# INFORMATION SUPPLIED start

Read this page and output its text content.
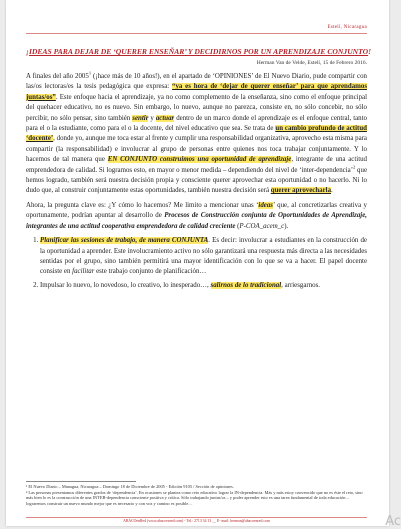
Estelí, Nicaragua
¡IDEAS PARA DEJAR DE ‘QUERER ENSEÑAR’ Y DECIDIRNOS POR UN APRENDIZAJE CONJUNTO!
Herman Van de Velde, Estelí, 15 de Febrero 2016.

A finales del año 2005$^1$ (¡hace más de 10 años!), en el apartado de ‘OPINIONES’ de El Nuevo Diario, pude compartir con las/os lectoras/es la tesis pedagógica que expresa: “ya es hora de ‘dejar de querer enseñar’ para que aprendamos juntas/os”. Este enfoque hacia el aprendizaje, ya no como complemento de la enseñanza, sino como el enfoque principal del quehacer educativo, no es nuevo. Sin embargo, lo nuevo, aunque no parezca, consiste en, no sólo concebir, no sólo percibir, no sólo pensar, sino también sentir y actuar dentro de un marco donde el aprendizaje es el enfoque central, tanto para el o la estudiante, como para el o la docente, del nivel educativo que sea. Se trata de un cambio profundo de actitud ‘docente’, donde yo, aunque me toca estar al frente y cumplir una responsabilidad organizativa, aprovecho esta misma para compartir (la responsabilidad) e involucrar al grupo de personas entre quienes nos toca trabajar conjuntamente. Y lo hacemos de tal manera que EN CONJUNTO construimos una oportunidad de aprendizaje, integrante de una actitud emprendedora de calidad. Si logramos esto, en mayor o menor medida – dependiendo del nivel de ‘inter-dependencia’$^2$ que hemos logrado, también será nuestra decisión propia y consciente querer aprovechar esta oportunidad o no hacerlo. Ni lo dudo que, al construir conjuntamente estas oportunidades, también nuestra decisión será querer aprovecharla.

Ahora, la pregunta clave es: ¿Y cómo lo hacemos? Me limito a mencionar unas ‘ideas’ que, al concretizarlas creativa y oportunamente, podrían apuntar al desarrollo de Procesos de Construcción conjunta de Oportunidades de Aprendizaje, integrantes de una actitud cooperativa emprendedora de calidad creciente (P-COA_acem_c).

1. Planificar las sesiones de trabajo, de manera CONJUNTA. Es decir: involucrar a estudiantes en la construcción de la oportunidad a aprender. Este involucramiento activo no sólo garantizará una respuesta más directa a las necesidades sentidas por el grupo, sino también permitirá una mayor identificación con lo que se va a hacer. El papel docente consiste en facilitar este trabajo conjunto de planificación…
2. Impulsar lo nuevo, lo novedoso, lo creativo, lo inesperado…, salirnos de lo tradicional, arriesgarnos.
¹ El Nuevo Diario – Managua, Nicaragua – Domingo 18 de Diciembre de 2005 - Edición 9105 / Sección de opiniones.
² Las personas presentamos diferentes grados de ‘dependencia’. En ocasiones se plantea como reto educativo lograr la IN-dependencia. Más y más estoy convencido que no es éste el reto, sino más bien lo es la construcción de una INTER-dependencia consciente positiva y crítica. Sólo trabajando juntas/os – y poder aprender esto es una tarea fundamental de toda educación – lograremos construir un nuevo mundo mejor que es necesario y con voz y camino es posible…
ABACOenRed (www.abacoenred.com) - Tel.: 2713 34 13 __ E- mail: herman@abacoenred.com	Ac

# INFORMATION SUPPLIED end

Set the entries down again exactly. Do not include the images.

Read this page and output its text content.
Estelí, Nicaragua
¡IDEAS PARA DEJAR DE ‘QUERER ENSEÑAR’ Y DECIDIRNOS POR UN APRENDIZAJE CONJUNTO!
Herman Van de Velde, Estelí, 15 de Febrero 2016.

A finales del año 2005$^1$ (¡hace más de 10 años!), en el apartado de ‘OPINIONES’ de El Nuevo Diario, pude compartir con las/os lectoras/es la tesis pedagógica que expresa: “ya es hora de ‘dejar de querer enseñar’ para que aprendamos juntas/os”. Este enfoque hacia el aprendizaje, ya no como complemento de la enseñanza, sino como el enfoque principal del quehacer educativo, no es nuevo. Sin embargo, lo nuevo, aunque no parezca, consiste en, no sólo concebir, no sólo percibir, no sólo pensar, sino también sentir y actuar dentro de un marco donde el aprendizaje es el enfoque central, tanto para el o la estudiante, como para el o la docente, del nivel educativo que sea. Se trata de un cambio profundo de actitud ‘docente’, donde yo, aunque me toca estar al frente y cumplir una responsabilidad organizativa, aprovecho esta misma para compartir (la responsabilidad) e involucrar al grupo de personas entre quienes nos toca trabajar conjuntamente. Y lo hacemos de tal manera que EN CONJUNTO construimos una oportunidad de aprendizaje, integrante de una actitud emprendedora de calidad. Si logramos esto, en mayor o menor medida – dependiendo del nivel de ‘inter-dependencia’$^2$ que hemos logrado, también será nuestra decisión propia y consciente querer aprovechar esta oportunidad o no hacerlo. Ni lo dudo que, al construir conjuntamente estas oportunidades, también nuestra decisión será querer aprovecharla.

Ahora, la pregunta clave es: ¿Y cómo lo hacemos? Me limito a mencionar unas ‘ideas’ que, al concretizarlas creativa y oportunamente, podrían apuntar al desarrollo de Procesos de Construcción conjunta de Oportunidades de Aprendizaje, integrantes de una actitud cooperativa emprendedora de calidad creciente (P-COA_acem_c).

1. Planificar las sesiones de trabajo, de manera CONJUNTA. Es decir: involucrar a estudiantes en la construcción de la oportunidad a aprender. Este involucramiento activo no sólo garantizará una respuesta más directa a las necesidades sentidas por el grupo, sino también permitirá una mayor identificación con lo que se va a hacer. El papel docente consiste en facilitar este trabajo conjunto de planificación…
2. Impulsar lo nuevo, lo novedoso, lo creativo, lo inesperado…, salirnos de lo tradicional, arriesgarnos.
¹ El Nuevo Diario – Managua, Nicaragua – Domingo 18 de Diciembre de 2005 - Edición 9105 / Sección de opiniones.
² Las personas presentamos diferentes grados de ‘dependencia’. En ocasiones se plantea como reto educativo lograr la IN-dependencia. Más y más estoy convencido que no es éste el reto, sino más bien lo es la construcción de una INTER-dependencia consciente positiva y crítica. Sólo trabajando juntas/os – y poder aprender esto es una tarea fundamental de toda educación – lograremos construir un nuevo mundo mejor que es necesario y con voz y camino es posible…
ABACOenRed (www.abacoenred.com) - Tel.: 2713 34 13 __ E- mail: herman@abacoenred.com	Ac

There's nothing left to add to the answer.